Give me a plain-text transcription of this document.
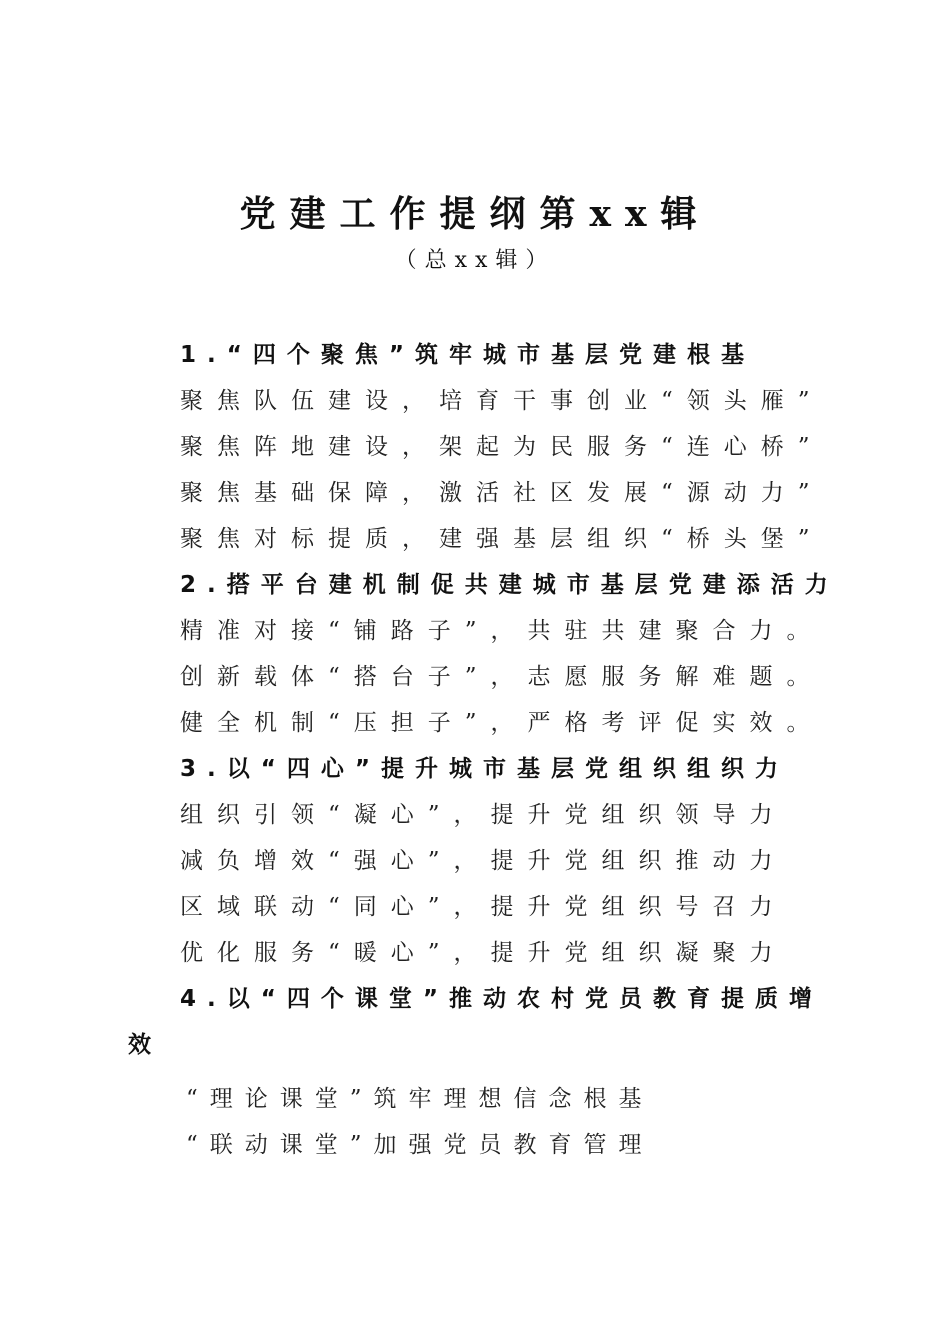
党建工作提纲第xx辑
（总xx辑）

1.“四个聚焦”筑牢城市基层党建根基

聚焦队伍建设，培育干事创业“领头雁”

聚焦阵地建设，架起为民服务“连心桥”

聚焦基础保障，激活社区发展“源动力”

聚焦对标提质，建强基层组织“桥头堡”

2.搭平台建机制促共建城市基层党建添活力

精准对接“铺路子”，共驻共建聚合力。

创新载体“搭台子”，志愿服务解难题。

健全机制“压担子”，严格考评促实效。

3.以“四心”提升城市基层党组织组织力

组织引领“凝心”，提升党组织领导力

减负增效“强心”，提升党组织推动力

区域联动“同心”，提升党组织号召力

优化服务“暖心”，提升党组织凝聚力

4.以“四个课堂”推动农村党员教育提质增效

“理论课堂”筑牢理想信念根基

“联动课堂”加强党员教育管理
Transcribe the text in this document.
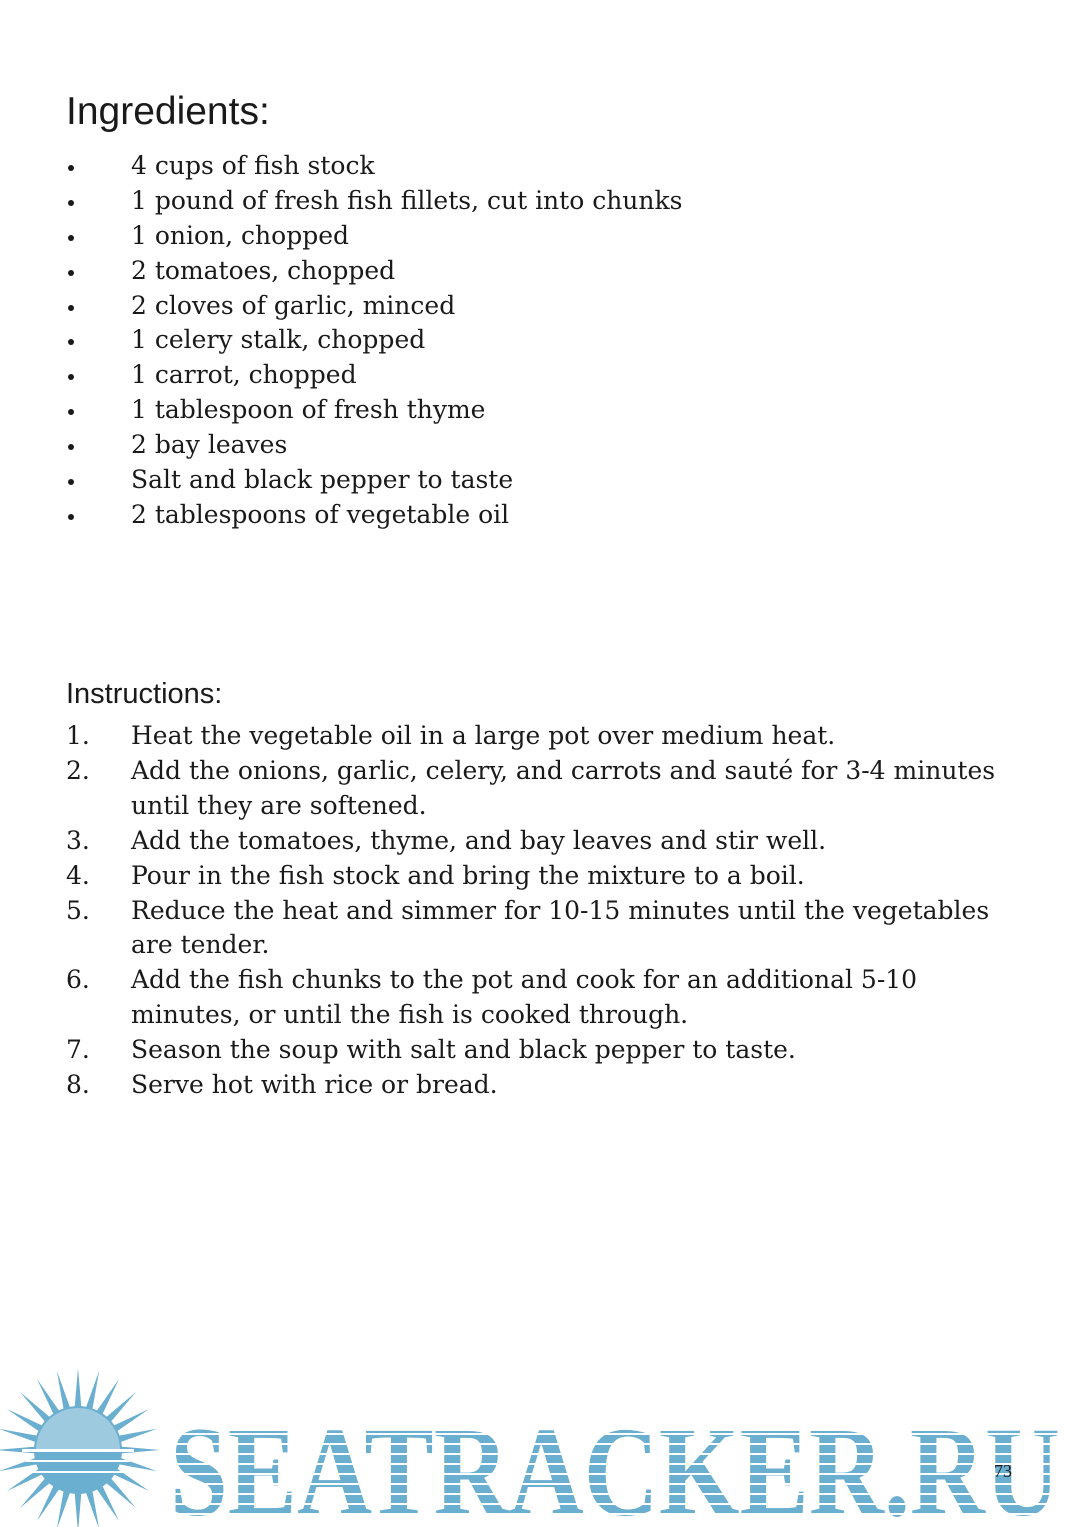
Ingredients:
4 cups of fish stock
1 pound of fresh fish fillets, cut into chunks
1 onion, chopped
2 tomatoes, chopped
2 cloves of garlic, minced
1 celery stalk, chopped
1 carrot, chopped
1 tablespoon of fresh thyme
2 bay leaves
Salt and black pepper to taste
2 tablespoons of vegetable oil
Instructions:
1. Heat the vegetable oil in a large pot over medium heat.
2. Add the onions, garlic, celery, and carrots and sauté for 3-4 minutes until they are softened.
3. Add the tomatoes, thyme, and bay leaves and stir well.
4. Pour in the fish stock and bring the mixture to a boil.
5. Reduce the heat and simmer for 10-15 minutes until the vegetables are tender.
6. Add the fish chunks to the pot and cook for an additional 5-10 minutes, or until the fish is cooked through.
7. Season the soup with salt and black pepper to taste.
8. Serve hot with rice or bread.
SEATRACKER.RU
73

◆ **YOUR GOAL**:
Each entry should be repeated exactly as it appears; the pictures stay out.

◆ **THE REPLY**:
Give me a plain-text transcription of this document.
党建工作提纲第xx辑
（总xx辑）

1.“四个聚焦”筑牢城市基层党建根基

聚焦队伍建设，培育干事创业“领头雁”

聚焦阵地建设，架起为民服务“连心桥”

聚焦基础保障，激活社区发展“源动力”

聚焦对标提质，建强基层组织“桥头堡”

2.搭平台建机制促共建城市基层党建添活力

精准对接“铺路子”，共驻共建聚合力。

创新载体“搭台子”，志愿服务解难题。

健全机制“压担子”，严格考评促实效。

3.以“四心”提升城市基层党组织组织力

组织引领“凝心”，提升党组织领导力

减负增效“强心”，提升党组织推动力

区域联动“同心”，提升党组织号召力

优化服务“暖心”，提升党组织凝聚力

4.以“四个课堂”推动农村党员教育提质增效

“理论课堂”筑牢理想信念根基

“联动课堂”加强党员教育管理
Transcribe the text in this document.
Ingredients:
4 cups of fish stock
1 pound of fresh fish fillets, cut into chunks
1 onion, chopped
2 tomatoes, chopped
2 cloves of garlic, minced
1 celery stalk, chopped
1 carrot, chopped
1 tablespoon of fresh thyme
2 bay leaves
Salt and black pepper to taste
2 tablespoons of vegetable oil
Instructions:
1. Heat the vegetable oil in a large pot over medium heat.
2. Add the onions, garlic, celery, and carrots and sauté for 3-4 minutes until they are softened.
3. Add the tomatoes, thyme, and bay leaves and stir well.
4. Pour in the fish stock and bring the mixture to a boil.
5. Reduce the heat and simmer for 10-15 minutes until the vegetables are tender.
6. Add the fish chunks to the pot and cook for an additional 5-10 minutes, or until the fish is cooked through.
7. Season the soup with salt and black pepper to taste.
8. Serve hot with rice or bread.
SEATRACKER.RU
73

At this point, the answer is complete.